Lo contrario de la formalidad era la rebeldía injustificada. El niño formal procuraba obedecer siempre a sus padres, seguir el sendero que le marcaban y no dar problemas, mientras que el rebelde caminaba de puntillas por el alambre, con un pie en el abismo. En el colegio, el formal solía sentarse en las primeras bancas de la clase, mientras que el tarambana tenía querencia por el pupitre más lejano al maestro, a ser posible en una esquina con poca visibilidad para no enterarse de nada.
El formal llevaba siempre la tarea hecha y cuando el profesor preguntaba no dudaba en levantar la mano. El zascandil o no hacía la tarea o buscaba el milagro del último instante, y unos minutos antes de entrar a la escuela la copiaba de un compañero. El formal se sentía orgulloso de sus buenas notas, mientras que el calavera acababa falsificando la firma del padre en el boletín.
La formalidad incluía ser puntual, que era una cualidad que ibas interiorizando desde la más tierna infancia y que dependía directamente de la educación que te dieran en tu familia. En mi casa, una de las primeras frases que se me quedaron grabadas desde que tuve uso de razón fue aquella que decía “cuando vayas a algún sitio procura que nadie tenga que esperarte”.
La formalidad se sostenía sobre los pilares de la palabra. Dar tu palabra a alguien tenía tanto valor como cualquier documento firmado. Una promesa, en los labios de una persona formal, era un sello inquebrantable, todo lo contario que sucedía cuando te daba su palabra un informal incurable. Cuando el informal te decía aquello de “no te preocupes” cada vez que esperabas algo de él, solo escuchar esa frase ya te llenaba de preocupación.

TAREAS A REALIZAR ->
- A) Según el texto sobre la formalidad, ¿por qué el tarambana buscaba un pupitre en una esquina con poca visibilidad? Responde en una a tres oraciones.
- B) Repite el fragmento del texto sobre la formalidad comprendido entre "La formalidad se" y "llenaba de preocupación.", ambos incluidos.
- C) Responde estas preguntas sobre el texto sobre la formalidad:
(i) ¿Dónde solía sentarse el niño formal en clase?
(ii) ¿Qué acababa haciendo el calavera con el boletín?
(iii) ¿Qué tenía tanto valor como cualquier documento firmado?

BLOQUE DE DATOS ->

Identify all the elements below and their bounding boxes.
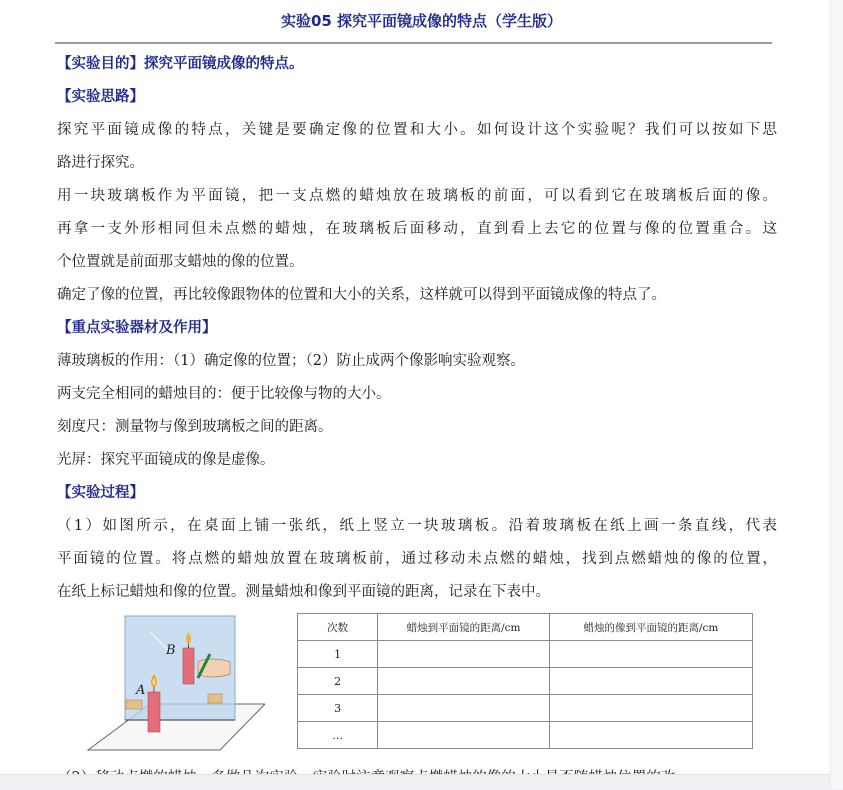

RESPUESTAS ->
- A) El tarambana buscaba el pupitre más lejano al maestro, a ser posible en una esquina con poca visibilidad, para no enterarse de nada.

- B)
La formalidad se sostenía sobre los pilares de la palabra. Dar tu palabra a alguien tenía tanto valor como cualquier documento firmado. Una promesa, en los labios de una persona formal, era un sello inquebrantable, todo lo contario que sucedía cuando te daba su palabra un informal incurable. Cuando el informal te decía aquello de “no te preocupes” cada vez que esperabas algo de él, solo escuchar esa frase ya te llenaba de preocupación.

- C)
(i) En las primeras bancas de la clase.
(ii) Falsificaba la firma del padre.
(iii) Dar tu palabra a alguien.